Instruction:
Repeat the data below word for word, starting at the line with "List UI elements" and ending at the line with "menu-item-launch-manager[interactable]: Диспетчер запуска", leaving out the pictures.

[start Material for this exercise]

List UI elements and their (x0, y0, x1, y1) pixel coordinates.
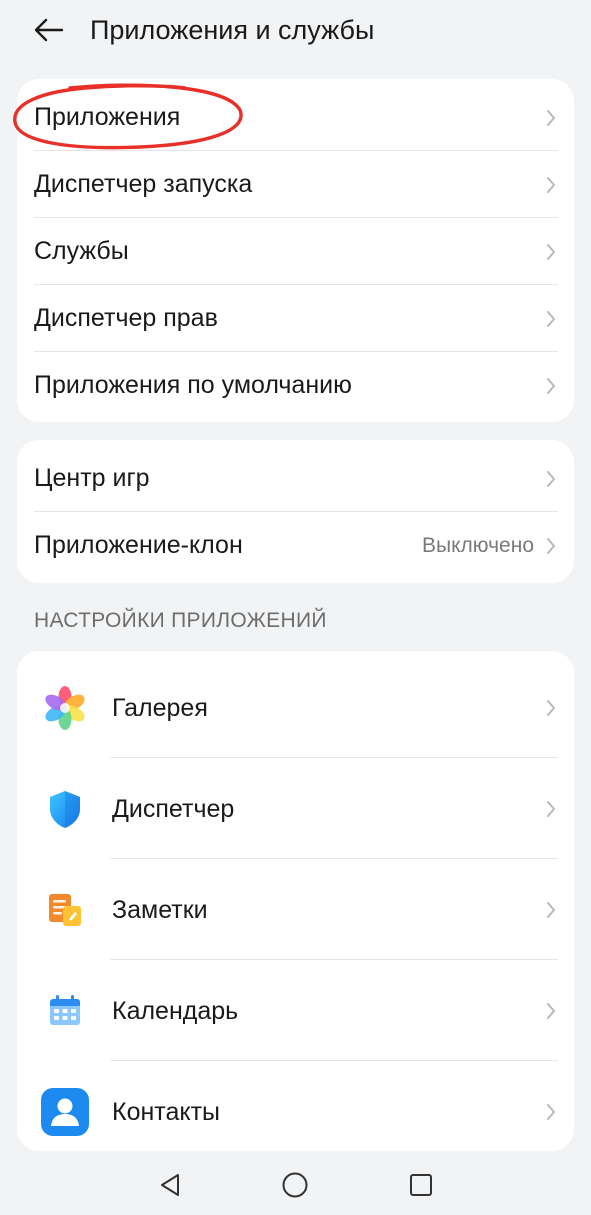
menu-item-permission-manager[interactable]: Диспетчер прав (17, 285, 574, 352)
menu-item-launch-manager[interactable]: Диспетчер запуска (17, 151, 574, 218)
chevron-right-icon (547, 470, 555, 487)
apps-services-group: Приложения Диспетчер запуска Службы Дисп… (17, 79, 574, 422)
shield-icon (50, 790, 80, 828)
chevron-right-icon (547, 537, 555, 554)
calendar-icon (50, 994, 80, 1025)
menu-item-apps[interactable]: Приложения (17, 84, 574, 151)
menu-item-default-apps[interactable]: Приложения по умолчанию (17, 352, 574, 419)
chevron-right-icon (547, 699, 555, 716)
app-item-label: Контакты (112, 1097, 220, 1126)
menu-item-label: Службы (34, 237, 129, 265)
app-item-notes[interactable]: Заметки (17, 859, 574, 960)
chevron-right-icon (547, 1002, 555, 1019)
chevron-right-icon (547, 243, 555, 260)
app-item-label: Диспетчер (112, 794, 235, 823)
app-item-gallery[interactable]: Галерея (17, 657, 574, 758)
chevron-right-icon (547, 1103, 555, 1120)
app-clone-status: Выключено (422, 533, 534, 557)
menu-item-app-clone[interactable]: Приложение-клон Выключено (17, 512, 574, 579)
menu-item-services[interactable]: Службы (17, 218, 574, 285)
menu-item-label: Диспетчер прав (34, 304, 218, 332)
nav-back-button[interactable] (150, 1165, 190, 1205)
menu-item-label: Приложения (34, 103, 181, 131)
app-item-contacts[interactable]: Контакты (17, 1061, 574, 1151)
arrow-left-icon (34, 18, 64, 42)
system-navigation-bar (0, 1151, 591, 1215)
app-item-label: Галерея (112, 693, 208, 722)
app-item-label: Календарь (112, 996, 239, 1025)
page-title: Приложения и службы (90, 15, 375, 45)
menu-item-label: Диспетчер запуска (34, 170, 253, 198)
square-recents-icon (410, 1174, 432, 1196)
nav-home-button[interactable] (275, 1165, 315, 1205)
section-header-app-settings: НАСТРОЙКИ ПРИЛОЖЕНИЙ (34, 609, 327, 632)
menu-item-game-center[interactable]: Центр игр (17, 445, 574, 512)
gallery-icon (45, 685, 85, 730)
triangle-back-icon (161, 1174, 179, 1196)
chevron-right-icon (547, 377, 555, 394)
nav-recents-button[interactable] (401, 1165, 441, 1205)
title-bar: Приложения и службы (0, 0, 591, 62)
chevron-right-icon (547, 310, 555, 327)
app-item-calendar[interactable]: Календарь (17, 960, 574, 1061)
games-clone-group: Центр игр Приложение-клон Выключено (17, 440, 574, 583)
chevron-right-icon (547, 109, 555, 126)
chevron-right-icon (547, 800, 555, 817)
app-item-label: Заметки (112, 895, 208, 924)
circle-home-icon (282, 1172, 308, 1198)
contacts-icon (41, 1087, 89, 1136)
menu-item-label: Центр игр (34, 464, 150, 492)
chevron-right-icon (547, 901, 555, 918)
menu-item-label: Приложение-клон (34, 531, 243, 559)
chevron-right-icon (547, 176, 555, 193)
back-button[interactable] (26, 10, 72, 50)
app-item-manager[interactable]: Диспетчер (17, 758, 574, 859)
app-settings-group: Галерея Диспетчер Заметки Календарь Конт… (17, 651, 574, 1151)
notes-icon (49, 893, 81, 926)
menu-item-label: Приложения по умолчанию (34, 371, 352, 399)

[end Material for this exercise]
[start Material for this exercise]

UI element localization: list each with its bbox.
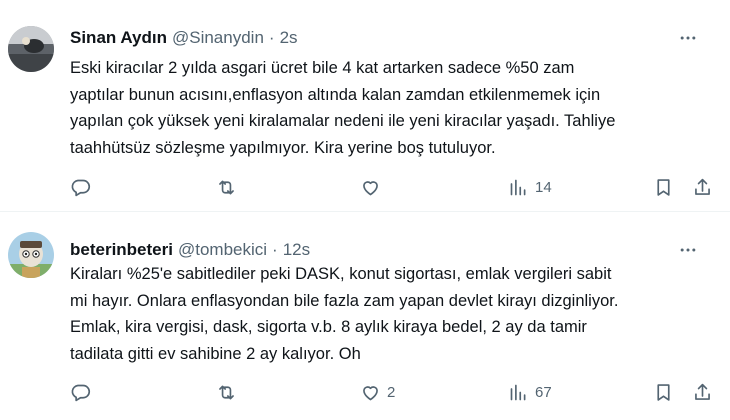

[end Material for this exercise]

Exercise response:
List UI elements and their (x0, y0, x1, y1) pixel coordinates.
menu-item-permission-manager[interactable]: Диспетчер прав (17, 285, 574, 352)
menu-item-launch-manager[interactable]: Диспетчер запуска (17, 151, 574, 218)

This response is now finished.